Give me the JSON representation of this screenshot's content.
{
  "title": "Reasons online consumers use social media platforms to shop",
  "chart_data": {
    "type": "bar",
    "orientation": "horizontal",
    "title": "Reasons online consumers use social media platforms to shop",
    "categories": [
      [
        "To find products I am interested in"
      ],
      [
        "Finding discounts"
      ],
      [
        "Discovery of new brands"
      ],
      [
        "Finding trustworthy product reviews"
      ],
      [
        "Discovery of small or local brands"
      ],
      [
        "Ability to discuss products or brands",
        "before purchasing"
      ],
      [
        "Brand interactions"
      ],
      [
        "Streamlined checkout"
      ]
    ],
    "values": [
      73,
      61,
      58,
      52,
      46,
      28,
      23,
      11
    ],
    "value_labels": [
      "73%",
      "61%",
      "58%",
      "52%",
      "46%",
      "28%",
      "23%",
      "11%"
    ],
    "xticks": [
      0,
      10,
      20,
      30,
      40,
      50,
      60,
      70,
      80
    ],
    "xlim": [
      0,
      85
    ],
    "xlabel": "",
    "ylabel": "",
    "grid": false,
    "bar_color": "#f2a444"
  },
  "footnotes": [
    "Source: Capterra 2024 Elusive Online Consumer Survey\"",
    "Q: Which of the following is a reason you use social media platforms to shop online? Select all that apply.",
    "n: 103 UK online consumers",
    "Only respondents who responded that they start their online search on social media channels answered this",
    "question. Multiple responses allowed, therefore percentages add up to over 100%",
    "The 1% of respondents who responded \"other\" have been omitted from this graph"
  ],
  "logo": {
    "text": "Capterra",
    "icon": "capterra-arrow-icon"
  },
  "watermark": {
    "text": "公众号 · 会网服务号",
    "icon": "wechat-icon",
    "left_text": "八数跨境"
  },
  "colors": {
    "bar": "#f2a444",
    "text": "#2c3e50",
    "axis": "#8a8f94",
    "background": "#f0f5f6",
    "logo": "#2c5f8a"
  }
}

--------------------

GIVEN TASK: Would you write down every record again, exactly?

SOLUTION FOR THIS PROBLEM:
Give me the JSON representation of this screenshot's content.
{
  "title": "Reasons online consumers use social media platforms to shop",
  "chart_data": {
    "type": "bar",
    "orientation": "horizontal",
    "title": "Reasons online consumers use social media platforms to shop",
    "categories": [
      [
        "To find products I am interested in"
      ],
      [
        "Finding discounts"
      ],
      [
        "Discovery of new brands"
      ],
      [
        "Finding trustworthy product reviews"
      ],
      [
        "Discovery of small or local brands"
      ],
      [
        "Ability to discuss products or brands",
        "before purchasing"
      ],
      [
        "Brand interactions"
      ],
      [
        "Streamlined checkout"
      ]
    ],
    "values": [
      73,
      61,
      58,
      52,
      46,
      28,
      23,
      11
    ],
    "value_labels": [
      "73%",
      "61%",
      "58%",
      "52%",
      "46%",
      "28%",
      "23%",
      "11%"
    ],
    "xticks": [
      0,
      10,
      20,
      30,
      40,
      50,
      60,
      70,
      80
    ],
    "xlim": [
      0,
      85
    ],
    "xlabel": "",
    "ylabel": "",
    "grid": false,
    "bar_color": "#f2a444"
  },
  "footnotes": [
    "Source: Capterra 2024 Elusive Online Consumer Survey\"",
    "Q: Which of the following is a reason you use social media platforms to shop online? Select all that apply.",
    "n: 103 UK online consumers",
    "Only respondents who responded that they start their online search on social media channels answered this",
    "question. Multiple responses allowed, therefore percentages add up to over 100%",
    "The 1% of respondents who responded \"other\" have been omitted from this graph"
  ],
  "logo": {
    "text": "Capterra",
    "icon": "capterra-arrow-icon"
  },
  "watermark": {
    "text": "公众号 · 会网服务号",
    "icon": "wechat-icon",
    "left_text": "八数跨境"
  },
  "colors": {
    "bar": "#f2a444",
    "text": "#2c3e50",
    "axis": "#8a8f94",
    "background": "#f0f5f6",
    "logo": "#2c5f8a"
  }
}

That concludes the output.